Extracted records
= = = = = = =
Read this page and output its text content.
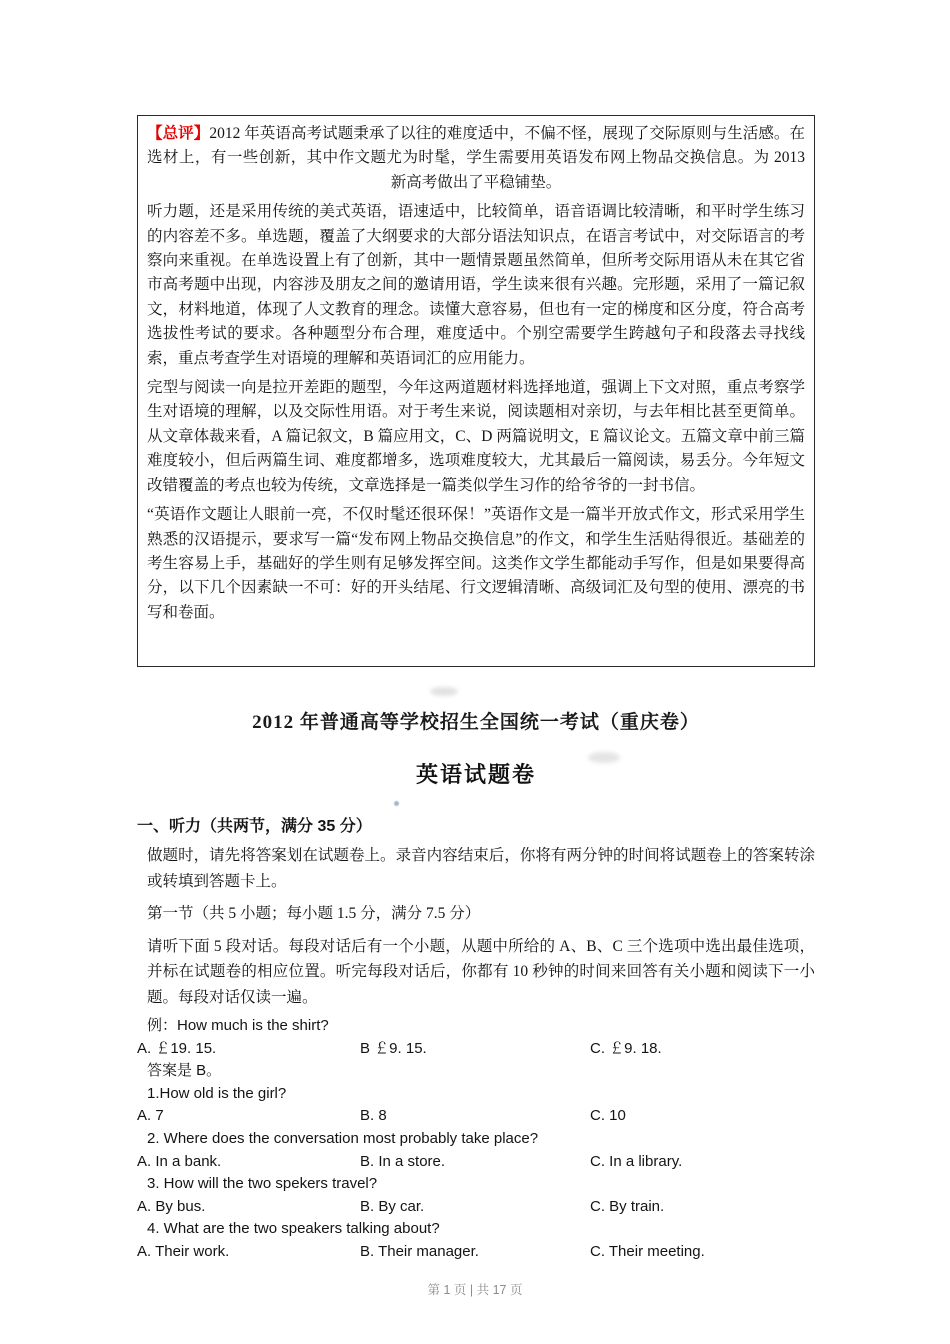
【总评】2012 年英语高考试题秉承了以往的难度适中，不偏不怪，展现了交际原则与生活感。在选材上，有一些创新，其中作文题尤为时髦，学生需要用英语发布网上物品交换信息。为 2013 新高考做出了平稳铺垫。

听力题，还是采用传统的美式英语，语速适中，比较简单，语音语调比较清晰，和平时学生练习的内容差不多。单选题，覆盖了大纲要求的大部分语法知识点，在语言考试中，对交际语言的考察向来重视。在单选设置上有了创新，其中一题情景题虽然简单，但所考交际用语从未在其它省市高考题中出现，内容涉及朋友之间的邀请用语，学生读来很有兴趣。完形题，采用了一篇记叙文，材料地道，体现了人文教育的理念。读懂大意容易，但也有一定的梯度和区分度，符合高考选拔性考试的要求。各种题型分布合理，难度适中。个别空需要学生跨越句子和段落去寻找线索，重点考查学生对语境的理解和英语词汇的应用能力。

完型与阅读一向是拉开差距的题型，今年这两道题材料选择地道，强调上下文对照，重点考察学生对语境的理解，以及交际性用语。对于考生来说，阅读题相对亲切，与去年相比甚至更简单。从文章体裁来看，A 篇记叙文，B 篇应用文，C、D 两篇说明文，E 篇议论文。五篇文章中前三篇难度较小，但后两篇生词、难度都增多，选项难度较大，尤其最后一篇阅读，易丢分。今年短文改错覆盖的考点也较为传统，文章选择是一篇类似学生习作的给爷爷的一封书信。

“英语作文题让人眼前一亮，不仅时髦还很环保！”英语作文是一篇半开放式作文，形式采用学生熟悉的汉语提示，要求写一篇“发布网上物品交换信息”的作文，和学生生活贴得很近。基础差的考生容易上手，基础好的学生则有足够发挥空间。这类作文学生都能动手写作，但是如果要得高分，以下几个因素缺一不可：好的开头结尾、行文逻辑清晰、高级词汇及句型的使用、漂亮的书写和卷面。

2012 年普通高等学校招生全国统一考试（重庆卷）
英语试题卷
一、听力（共两节，满分 35 分）

做题时，请先将答案划在试题卷上。录音内容结束后，你将有两分钟的时间将试题卷上的答案转涂或转填到答题卡上。

第一节（共 5 小题；每小题 1.5 分，满分 7.5 分）

请听下面 5 段对话。每段对话后有一个小题，从题中所给的 A、B、C 三个选项中选出最佳选项，并标在试题卷的相应位置。听完每段对话后，你都有 10 秒钟的时间来回答有关小题和阅读下一小题。每段对话仅读一遍。

例：How much is the shirt?

A. ￡19. 15.	B ￡9. 15.	C. ￡9. 18.

答案是 B。

1.How old is the girl?

A. 7	B. 8	C. 10

2. Where does the conversation most probably take place?

A. In a bank.	B. In a store.	C. In a library.

3. How will the two spekers travel?

A. By bus.	B. By car.	C. By train.

4. What are the two speakers talking about?

A. Their work.	B. Their manager.	C. Their meeting.
第 1 页 | 共 17 页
= = = = = = =
| Exercise prompt |
Reproduce the entries above word for word. Pictures stay out.

| Final answer |
Read this page and output its text content.
【总评】2012 年英语高考试题秉承了以往的难度适中，不偏不怪，展现了交际原则与生活感。在选材上，有一些创新，其中作文题尤为时髦，学生需要用英语发布网上物品交换信息。为 2013 新高考做出了平稳铺垫。

听力题，还是采用传统的美式英语，语速适中，比较简单，语音语调比较清晰，和平时学生练习的内容差不多。单选题，覆盖了大纲要求的大部分语法知识点，在语言考试中，对交际语言的考察向来重视。在单选设置上有了创新，其中一题情景题虽然简单，但所考交际用语从未在其它省市高考题中出现，内容涉及朋友之间的邀请用语，学生读来很有兴趣。完形题，采用了一篇记叙文，材料地道，体现了人文教育的理念。读懂大意容易，但也有一定的梯度和区分度，符合高考选拔性考试的要求。各种题型分布合理，难度适中。个别空需要学生跨越句子和段落去寻找线索，重点考查学生对语境的理解和英语词汇的应用能力。

完型与阅读一向是拉开差距的题型，今年这两道题材料选择地道，强调上下文对照，重点考察学生对语境的理解，以及交际性用语。对于考生来说，阅读题相对亲切，与去年相比甚至更简单。从文章体裁来看，A 篇记叙文，B 篇应用文，C、D 两篇说明文，E 篇议论文。五篇文章中前三篇难度较小，但后两篇生词、难度都增多，选项难度较大，尤其最后一篇阅读，易丢分。今年短文改错覆盖的考点也较为传统，文章选择是一篇类似学生习作的给爷爷的一封书信。

“英语作文题让人眼前一亮，不仅时髦还很环保！”英语作文是一篇半开放式作文，形式采用学生熟悉的汉语提示，要求写一篇“发布网上物品交换信息”的作文，和学生生活贴得很近。基础差的考生容易上手，基础好的学生则有足够发挥空间。这类作文学生都能动手写作，但是如果要得高分，以下几个因素缺一不可：好的开头结尾、行文逻辑清晰、高级词汇及句型的使用、漂亮的书写和卷面。

2012 年普通高等学校招生全国统一考试（重庆卷）
英语试题卷
一、听力（共两节，满分 35 分）

做题时，请先将答案划在试题卷上。录音内容结束后，你将有两分钟的时间将试题卷上的答案转涂或转填到答题卡上。

第一节（共 5 小题；每小题 1.5 分，满分 7.5 分）

请听下面 5 段对话。每段对话后有一个小题，从题中所给的 A、B、C 三个选项中选出最佳选项，并标在试题卷的相应位置。听完每段对话后，你都有 10 秒钟的时间来回答有关小题和阅读下一小题。每段对话仅读一遍。

例：How much is the shirt?

A. ￡19. 15.	B ￡9. 15.	C. ￡9. 18.

答案是 B。

1.How old is the girl?

A. 7	B. 8	C. 10

2. Where does the conversation most probably take place?

A. In a bank.	B. In a store.	C. In a library.

3. How will the two spekers travel?

A. By bus.	B. By car.	C. By train.

4. What are the two speakers talking about?

A. Their work.	B. Their manager.	C. Their meeting.
第 1 页 | 共 17 页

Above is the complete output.